**Task**
Can you write out, word for word, the passage of the GVHMR readme between "Install hamer and" and "a entire folder.", inclusive?

------ Text extract

GVHMR: World-Grounded Human Motion Recovery via Gravity-View Coordinates

Project Page | Paper

World-Grounded Human Motion Recovery via Gravity-View Coordinates
Zehong Shen^*, Huaijin Pi^*, Yan Xia, Zhi Cen, Sida Peng^†, Zechen Hu, Hujun Bao, Ruizhen Hu, Xiaowei Zhou
SIGGRAPH Asia 2024

Setup

Please see installation for details. Don't install this repo as a package, it will cause errors when importing other modules.

Install hamer and link the vitpose-wholebody checkpoint in hamer (./_DATA/vitpose_ckpts/vitpose+_huge/wholebody.pth) to this repo ./inputs/checkpoints/vitpose/vitpose-h-coco-wholebody.pth.

Quick Start

Demo

Demo entries are provided in tools/demo. Use -s to skip visual odometry if you know the camera is static, otherwise the camera will be estimated by DPVO. We also provide a script demo_folder.py to inference a entire folder.

------------
------ Extracted records

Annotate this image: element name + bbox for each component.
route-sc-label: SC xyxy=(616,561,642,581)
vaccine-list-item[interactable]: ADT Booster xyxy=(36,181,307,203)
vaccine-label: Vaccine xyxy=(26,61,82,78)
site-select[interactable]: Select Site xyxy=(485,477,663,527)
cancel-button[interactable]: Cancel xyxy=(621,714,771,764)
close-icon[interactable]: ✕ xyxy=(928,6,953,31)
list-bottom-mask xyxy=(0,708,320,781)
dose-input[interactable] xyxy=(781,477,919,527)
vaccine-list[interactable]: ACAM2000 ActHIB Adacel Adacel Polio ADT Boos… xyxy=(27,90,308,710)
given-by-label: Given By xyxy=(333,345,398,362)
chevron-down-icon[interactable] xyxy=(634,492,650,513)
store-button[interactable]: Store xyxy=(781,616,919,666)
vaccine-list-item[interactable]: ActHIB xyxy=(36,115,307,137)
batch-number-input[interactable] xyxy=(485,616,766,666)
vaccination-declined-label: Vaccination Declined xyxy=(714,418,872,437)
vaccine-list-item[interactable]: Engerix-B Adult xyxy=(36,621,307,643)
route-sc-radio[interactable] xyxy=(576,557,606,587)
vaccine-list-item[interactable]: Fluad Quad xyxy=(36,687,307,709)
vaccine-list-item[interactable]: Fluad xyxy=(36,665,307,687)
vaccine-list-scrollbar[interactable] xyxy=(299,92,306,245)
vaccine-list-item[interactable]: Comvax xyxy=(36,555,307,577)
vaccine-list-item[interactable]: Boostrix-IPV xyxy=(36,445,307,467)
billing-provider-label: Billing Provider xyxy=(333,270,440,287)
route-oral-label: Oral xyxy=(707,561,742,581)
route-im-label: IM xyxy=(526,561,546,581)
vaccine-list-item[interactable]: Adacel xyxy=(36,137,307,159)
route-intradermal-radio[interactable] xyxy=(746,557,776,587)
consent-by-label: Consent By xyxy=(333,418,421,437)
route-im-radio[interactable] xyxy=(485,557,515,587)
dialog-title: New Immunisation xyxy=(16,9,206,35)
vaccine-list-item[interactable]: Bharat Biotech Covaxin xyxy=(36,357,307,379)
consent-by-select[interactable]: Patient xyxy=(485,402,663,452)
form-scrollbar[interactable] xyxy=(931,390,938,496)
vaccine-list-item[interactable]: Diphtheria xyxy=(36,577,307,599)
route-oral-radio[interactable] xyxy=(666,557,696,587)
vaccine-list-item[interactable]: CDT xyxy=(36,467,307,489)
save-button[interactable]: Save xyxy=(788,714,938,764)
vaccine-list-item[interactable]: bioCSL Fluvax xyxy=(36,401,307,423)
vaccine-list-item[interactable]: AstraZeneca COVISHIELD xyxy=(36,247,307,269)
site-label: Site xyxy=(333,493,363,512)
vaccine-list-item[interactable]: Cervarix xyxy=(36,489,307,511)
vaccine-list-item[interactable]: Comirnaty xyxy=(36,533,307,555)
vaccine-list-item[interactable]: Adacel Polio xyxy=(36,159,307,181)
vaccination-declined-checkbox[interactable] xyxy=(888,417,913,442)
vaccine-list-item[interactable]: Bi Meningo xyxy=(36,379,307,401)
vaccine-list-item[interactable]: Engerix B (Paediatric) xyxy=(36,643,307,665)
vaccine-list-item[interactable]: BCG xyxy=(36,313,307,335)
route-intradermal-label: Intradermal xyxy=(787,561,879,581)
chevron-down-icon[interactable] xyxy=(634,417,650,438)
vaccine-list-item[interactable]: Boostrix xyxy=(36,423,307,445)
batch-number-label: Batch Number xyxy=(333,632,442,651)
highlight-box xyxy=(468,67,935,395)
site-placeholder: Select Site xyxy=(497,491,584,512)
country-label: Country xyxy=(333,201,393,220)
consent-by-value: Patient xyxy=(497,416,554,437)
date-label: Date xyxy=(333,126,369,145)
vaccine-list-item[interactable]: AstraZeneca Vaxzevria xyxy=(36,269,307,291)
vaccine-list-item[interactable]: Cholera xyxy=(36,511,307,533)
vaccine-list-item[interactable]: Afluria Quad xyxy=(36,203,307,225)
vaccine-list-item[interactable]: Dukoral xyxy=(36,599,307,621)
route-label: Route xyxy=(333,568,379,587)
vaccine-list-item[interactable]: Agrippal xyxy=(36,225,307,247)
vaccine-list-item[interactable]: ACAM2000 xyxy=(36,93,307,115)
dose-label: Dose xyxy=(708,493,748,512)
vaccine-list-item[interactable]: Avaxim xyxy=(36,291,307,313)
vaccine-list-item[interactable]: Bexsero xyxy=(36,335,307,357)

------------

**Exercise answer**
Install hamer and link the vitpose-wholebody checkpoint in hamer (./_DATA/vitpose_ckpts/vitpose+_huge/wholebody.pth) to this repo ./inputs/checkpoints/vitpose/vitpose-h-coco-wholebody.pth.

Quick Start

Demo

Demo entries are provided in tools/demo. Use -s to skip visual odometry if you know the camera is static, otherwise the camera will be estimated by DPVO. We also provide a script demo_folder.py to inference a entire folder.